DATASET EXCERPTS:

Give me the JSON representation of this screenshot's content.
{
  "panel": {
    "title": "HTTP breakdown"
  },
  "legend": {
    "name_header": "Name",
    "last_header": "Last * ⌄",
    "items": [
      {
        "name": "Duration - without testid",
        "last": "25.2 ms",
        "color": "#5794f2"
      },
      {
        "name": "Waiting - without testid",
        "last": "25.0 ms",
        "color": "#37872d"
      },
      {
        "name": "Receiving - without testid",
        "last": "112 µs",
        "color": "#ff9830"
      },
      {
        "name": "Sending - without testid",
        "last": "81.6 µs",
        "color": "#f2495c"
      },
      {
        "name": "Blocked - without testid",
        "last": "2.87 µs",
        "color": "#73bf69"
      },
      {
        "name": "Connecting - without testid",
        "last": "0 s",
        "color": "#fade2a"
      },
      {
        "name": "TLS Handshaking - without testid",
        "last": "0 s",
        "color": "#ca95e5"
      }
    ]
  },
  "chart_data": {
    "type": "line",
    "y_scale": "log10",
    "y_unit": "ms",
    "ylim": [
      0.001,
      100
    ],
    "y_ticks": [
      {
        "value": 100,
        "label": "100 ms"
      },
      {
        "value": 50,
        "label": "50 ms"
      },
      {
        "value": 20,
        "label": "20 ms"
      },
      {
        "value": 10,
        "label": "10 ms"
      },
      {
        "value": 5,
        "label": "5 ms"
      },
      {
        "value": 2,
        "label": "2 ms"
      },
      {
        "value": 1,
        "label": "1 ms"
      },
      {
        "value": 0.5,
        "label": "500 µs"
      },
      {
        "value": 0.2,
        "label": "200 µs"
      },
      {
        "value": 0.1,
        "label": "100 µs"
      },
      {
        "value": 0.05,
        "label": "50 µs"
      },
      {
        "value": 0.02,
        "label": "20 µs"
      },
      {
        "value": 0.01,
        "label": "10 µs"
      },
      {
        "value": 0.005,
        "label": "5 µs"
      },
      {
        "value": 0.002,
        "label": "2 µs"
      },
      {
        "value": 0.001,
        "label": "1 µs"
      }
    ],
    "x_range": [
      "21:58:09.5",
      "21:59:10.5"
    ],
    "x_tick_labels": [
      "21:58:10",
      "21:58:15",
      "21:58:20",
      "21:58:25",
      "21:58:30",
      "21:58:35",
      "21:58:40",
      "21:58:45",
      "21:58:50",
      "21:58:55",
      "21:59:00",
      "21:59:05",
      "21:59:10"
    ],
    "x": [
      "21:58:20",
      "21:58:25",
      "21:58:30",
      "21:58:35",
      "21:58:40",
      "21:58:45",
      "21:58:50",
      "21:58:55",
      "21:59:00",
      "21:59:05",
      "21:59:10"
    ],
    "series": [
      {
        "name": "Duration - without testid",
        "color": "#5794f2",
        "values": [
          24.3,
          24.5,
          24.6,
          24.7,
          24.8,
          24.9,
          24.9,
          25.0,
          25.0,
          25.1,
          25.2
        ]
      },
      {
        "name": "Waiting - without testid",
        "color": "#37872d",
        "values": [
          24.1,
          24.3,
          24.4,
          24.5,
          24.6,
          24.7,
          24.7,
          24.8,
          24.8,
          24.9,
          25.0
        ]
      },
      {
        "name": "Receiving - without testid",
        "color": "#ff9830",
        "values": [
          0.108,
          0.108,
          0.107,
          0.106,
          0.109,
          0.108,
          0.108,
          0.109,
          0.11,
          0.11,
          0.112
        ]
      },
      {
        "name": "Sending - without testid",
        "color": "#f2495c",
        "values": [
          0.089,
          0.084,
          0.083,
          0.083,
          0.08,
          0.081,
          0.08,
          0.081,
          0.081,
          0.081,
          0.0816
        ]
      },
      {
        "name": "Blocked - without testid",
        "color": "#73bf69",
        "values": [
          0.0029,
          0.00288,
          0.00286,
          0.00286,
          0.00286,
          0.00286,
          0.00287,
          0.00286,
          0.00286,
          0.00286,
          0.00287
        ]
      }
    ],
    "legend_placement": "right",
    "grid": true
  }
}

WORK REQUIRED: Reproduce the data in its entirety, matching each character.

SOLUTION:
Give me the JSON representation of this screenshot's content.
{
  "panel": {
    "title": "HTTP breakdown"
  },
  "legend": {
    "name_header": "Name",
    "last_header": "Last * ⌄",
    "items": [
      {
        "name": "Duration - without testid",
        "last": "25.2 ms",
        "color": "#5794f2"
      },
      {
        "name": "Waiting - without testid",
        "last": "25.0 ms",
        "color": "#37872d"
      },
      {
        "name": "Receiving - without testid",
        "last": "112 µs",
        "color": "#ff9830"
      },
      {
        "name": "Sending - without testid",
        "last": "81.6 µs",
        "color": "#f2495c"
      },
      {
        "name": "Blocked - without testid",
        "last": "2.87 µs",
        "color": "#73bf69"
      },
      {
        "name": "Connecting - without testid",
        "last": "0 s",
        "color": "#fade2a"
      },
      {
        "name": "TLS Handshaking - without testid",
        "last": "0 s",
        "color": "#ca95e5"
      }
    ]
  },
  "chart_data": {
    "type": "line",
    "y_scale": "log10",
    "y_unit": "ms",
    "ylim": [
      0.001,
      100
    ],
    "y_ticks": [
      {
        "value": 100,
        "label": "100 ms"
      },
      {
        "value": 50,
        "label": "50 ms"
      },
      {
        "value": 20,
        "label": "20 ms"
      },
      {
        "value": 10,
        "label": "10 ms"
      },
      {
        "value": 5,
        "label": "5 ms"
      },
      {
        "value": 2,
        "label": "2 ms"
      },
      {
        "value": 1,
        "label": "1 ms"
      },
      {
        "value": 0.5,
        "label": "500 µs"
      },
      {
        "value": 0.2,
        "label": "200 µs"
      },
      {
        "value": 0.1,
        "label": "100 µs"
      },
      {
        "value": 0.05,
        "label": "50 µs"
      },
      {
        "value": 0.02,
        "label": "20 µs"
      },
      {
        "value": 0.01,
        "label": "10 µs"
      },
      {
        "value": 0.005,
        "label": "5 µs"
      },
      {
        "value": 0.002,
        "label": "2 µs"
      },
      {
        "value": 0.001,
        "label": "1 µs"
      }
    ],
    "x_range": [
      "21:58:09.5",
      "21:59:10.5"
    ],
    "x_tick_labels": [
      "21:58:10",
      "21:58:15",
      "21:58:20",
      "21:58:25",
      "21:58:30",
      "21:58:35",
      "21:58:40",
      "21:58:45",
      "21:58:50",
      "21:58:55",
      "21:59:00",
      "21:59:05",
      "21:59:10"
    ],
    "x": [
      "21:58:20",
      "21:58:25",
      "21:58:30",
      "21:58:35",
      "21:58:40",
      "21:58:45",
      "21:58:50",
      "21:58:55",
      "21:59:00",
      "21:59:05",
      "21:59:10"
    ],
    "series": [
      {
        "name": "Duration - without testid",
        "color": "#5794f2",
        "values": [
          24.3,
          24.5,
          24.6,
          24.7,
          24.8,
          24.9,
          24.9,
          25.0,
          25.0,
          25.1,
          25.2
        ]
      },
      {
        "name": "Waiting - without testid",
        "color": "#37872d",
        "values": [
          24.1,
          24.3,
          24.4,
          24.5,
          24.6,
          24.7,
          24.7,
          24.8,
          24.8,
          24.9,
          25.0
        ]
      },
      {
        "name": "Receiving - without testid",
        "color": "#ff9830",
        "values": [
          0.108,
          0.108,
          0.107,
          0.106,
          0.109,
          0.108,
          0.108,
          0.109,
          0.11,
          0.11,
          0.112
        ]
      },
      {
        "name": "Sending - without testid",
        "color": "#f2495c",
        "values": [
          0.089,
          0.084,
          0.083,
          0.083,
          0.08,
          0.081,
          0.08,
          0.081,
          0.081,
          0.081,
          0.0816
        ]
      },
      {
        "name": "Blocked - without testid",
        "color": "#73bf69",
        "values": [
          0.0029,
          0.00288,
          0.00286,
          0.00286,
          0.00286,
          0.00286,
          0.00287,
          0.00286,
          0.00286,
          0.00286,
          0.00287
        ]
      }
    ],
    "legend_placement": "right",
    "grid": true
  }
}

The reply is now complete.